Directions:
Transcribe the records that follow exactly. Skip the pictures.

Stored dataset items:
/---

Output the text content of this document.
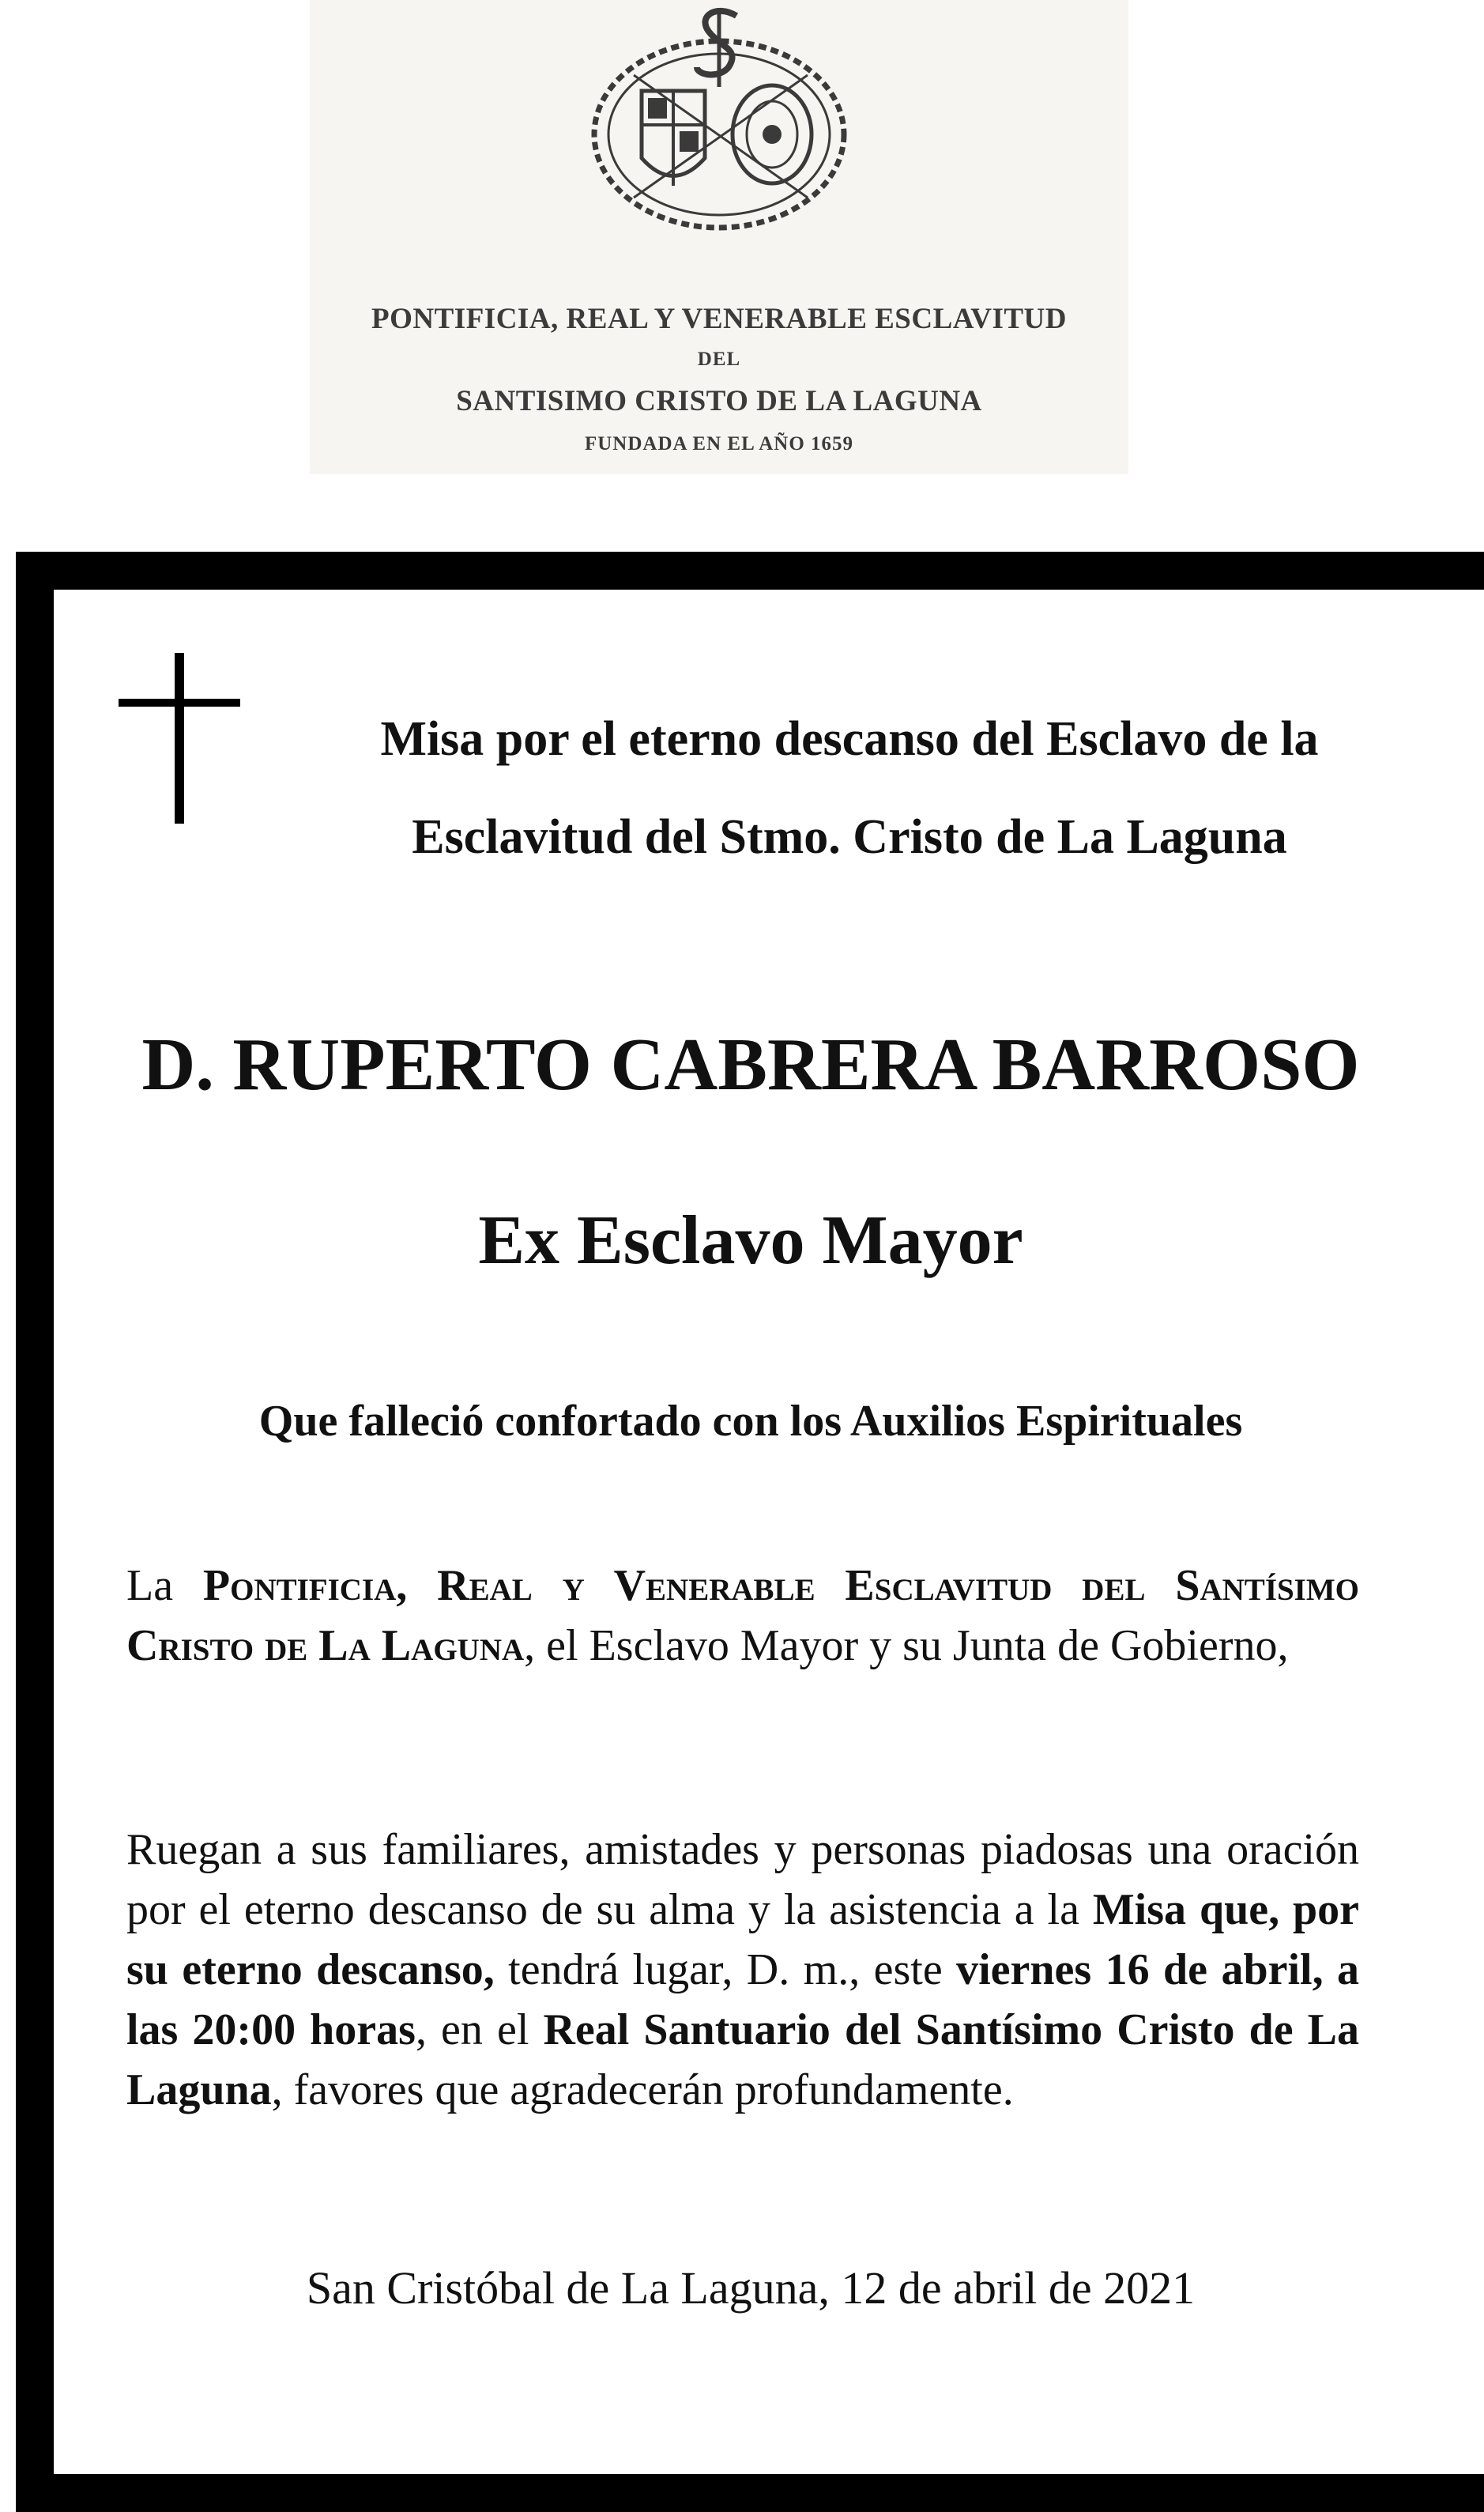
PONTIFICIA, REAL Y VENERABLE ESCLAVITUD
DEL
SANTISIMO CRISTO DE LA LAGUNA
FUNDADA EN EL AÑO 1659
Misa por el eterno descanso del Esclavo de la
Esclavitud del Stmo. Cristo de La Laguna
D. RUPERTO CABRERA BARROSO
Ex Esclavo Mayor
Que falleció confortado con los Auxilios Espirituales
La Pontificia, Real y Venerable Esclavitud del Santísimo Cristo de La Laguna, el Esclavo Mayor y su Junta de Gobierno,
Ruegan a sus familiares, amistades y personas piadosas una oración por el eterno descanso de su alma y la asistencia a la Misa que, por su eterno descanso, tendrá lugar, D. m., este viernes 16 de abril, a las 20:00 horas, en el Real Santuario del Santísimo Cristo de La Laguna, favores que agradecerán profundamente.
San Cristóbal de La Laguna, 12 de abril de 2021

\---

Result for this exercise:
Output the text content of this document.
PONTIFICIA, REAL Y VENERABLE ESCLAVITUD
DEL
SANTISIMO CRISTO DE LA LAGUNA
FUNDADA EN EL AÑO 1659
Misa por el eterno descanso del Esclavo de la
Esclavitud del Stmo. Cristo de La Laguna
D. RUPERTO CABRERA BARROSO
Ex Esclavo Mayor
Que falleció confortado con los Auxilios Espirituales
La Pontificia, Real y Venerable Esclavitud del Santísimo Cristo de La Laguna, el Esclavo Mayor y su Junta de Gobierno,
Ruegan a sus familiares, amistades y personas piadosas una oración por el eterno descanso de su alma y la asistencia a la Misa que, por su eterno descanso, tendrá lugar, D. m., este viernes 16 de abril, a las 20:00 horas, en el Real Santuario del Santísimo Cristo de La Laguna, favores que agradecerán profundamente.
San Cristóbal de La Laguna, 12 de abril de 2021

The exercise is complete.